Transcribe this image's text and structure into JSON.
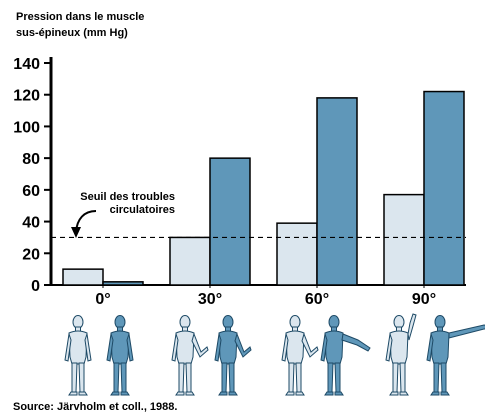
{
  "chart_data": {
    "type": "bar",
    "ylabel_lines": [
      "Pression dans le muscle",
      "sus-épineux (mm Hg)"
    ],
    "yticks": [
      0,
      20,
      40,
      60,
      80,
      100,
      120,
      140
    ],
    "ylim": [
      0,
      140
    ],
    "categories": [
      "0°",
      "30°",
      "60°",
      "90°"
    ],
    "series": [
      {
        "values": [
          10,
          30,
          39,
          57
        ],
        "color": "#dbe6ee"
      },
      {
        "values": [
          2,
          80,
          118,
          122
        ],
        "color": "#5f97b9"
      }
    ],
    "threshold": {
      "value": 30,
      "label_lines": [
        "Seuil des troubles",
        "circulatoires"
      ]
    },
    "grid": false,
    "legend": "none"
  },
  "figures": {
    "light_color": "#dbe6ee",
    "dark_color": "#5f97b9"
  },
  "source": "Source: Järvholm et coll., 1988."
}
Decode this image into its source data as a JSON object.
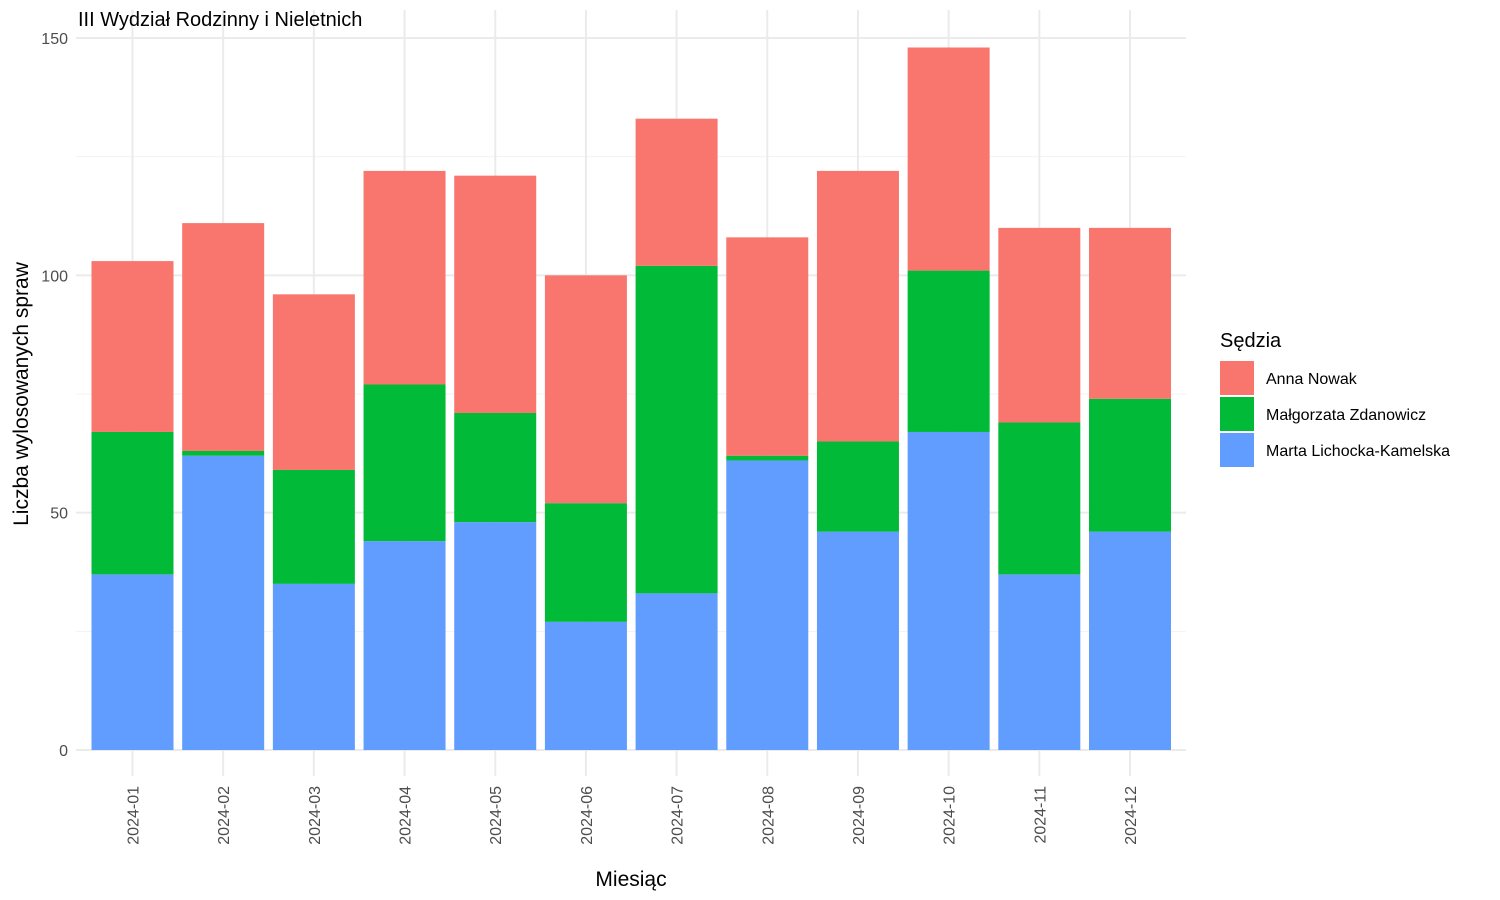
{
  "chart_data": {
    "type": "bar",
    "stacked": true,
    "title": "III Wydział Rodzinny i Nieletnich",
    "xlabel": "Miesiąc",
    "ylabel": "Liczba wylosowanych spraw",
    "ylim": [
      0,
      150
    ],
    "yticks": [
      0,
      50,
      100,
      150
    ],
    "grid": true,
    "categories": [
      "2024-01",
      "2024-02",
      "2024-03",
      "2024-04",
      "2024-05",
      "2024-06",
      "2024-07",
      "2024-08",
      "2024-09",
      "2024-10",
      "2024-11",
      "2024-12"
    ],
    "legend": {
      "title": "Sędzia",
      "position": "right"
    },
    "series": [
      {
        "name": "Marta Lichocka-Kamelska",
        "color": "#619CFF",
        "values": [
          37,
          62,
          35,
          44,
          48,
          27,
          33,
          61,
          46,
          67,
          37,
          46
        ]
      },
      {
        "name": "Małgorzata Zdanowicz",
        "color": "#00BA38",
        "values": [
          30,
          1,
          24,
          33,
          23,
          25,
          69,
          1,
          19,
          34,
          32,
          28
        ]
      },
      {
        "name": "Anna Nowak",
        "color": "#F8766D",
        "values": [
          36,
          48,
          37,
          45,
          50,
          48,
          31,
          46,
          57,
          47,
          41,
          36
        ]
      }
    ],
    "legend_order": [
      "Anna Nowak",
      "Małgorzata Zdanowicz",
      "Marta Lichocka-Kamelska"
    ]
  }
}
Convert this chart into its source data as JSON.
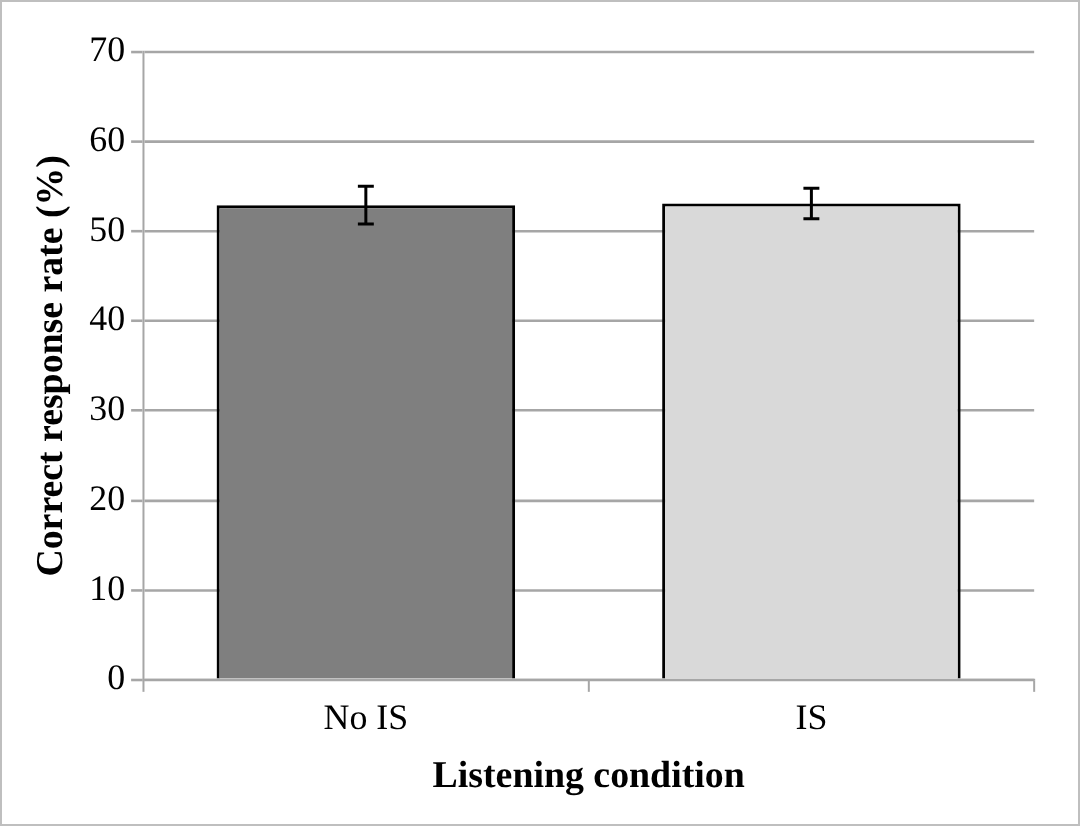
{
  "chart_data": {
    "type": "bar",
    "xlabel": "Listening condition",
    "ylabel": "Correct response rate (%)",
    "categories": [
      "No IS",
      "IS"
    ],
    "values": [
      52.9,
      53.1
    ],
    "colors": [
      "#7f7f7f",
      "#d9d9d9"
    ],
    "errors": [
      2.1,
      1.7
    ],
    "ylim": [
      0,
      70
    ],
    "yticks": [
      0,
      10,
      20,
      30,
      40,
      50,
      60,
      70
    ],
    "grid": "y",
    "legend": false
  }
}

▶ **THE REQUEST**: Only the lines from the one that holds "Convert this chart" through the end of the records above should be printed again, exactly as they are. Leave out the pictures.

▶ **RESULT**:
Convert this chart into its source data as JSON.
{
  "chart_data": {
    "type": "bar",
    "xlabel": "Listening condition",
    "ylabel": "Correct response rate (%)",
    "categories": [
      "No IS",
      "IS"
    ],
    "values": [
      52.9,
      53.1
    ],
    "colors": [
      "#7f7f7f",
      "#d9d9d9"
    ],
    "errors": [
      2.1,
      1.7
    ],
    "ylim": [
      0,
      70
    ],
    "yticks": [
      0,
      10,
      20,
      30,
      40,
      50,
      60,
      70
    ],
    "grid": "y",
    "legend": false
  }
}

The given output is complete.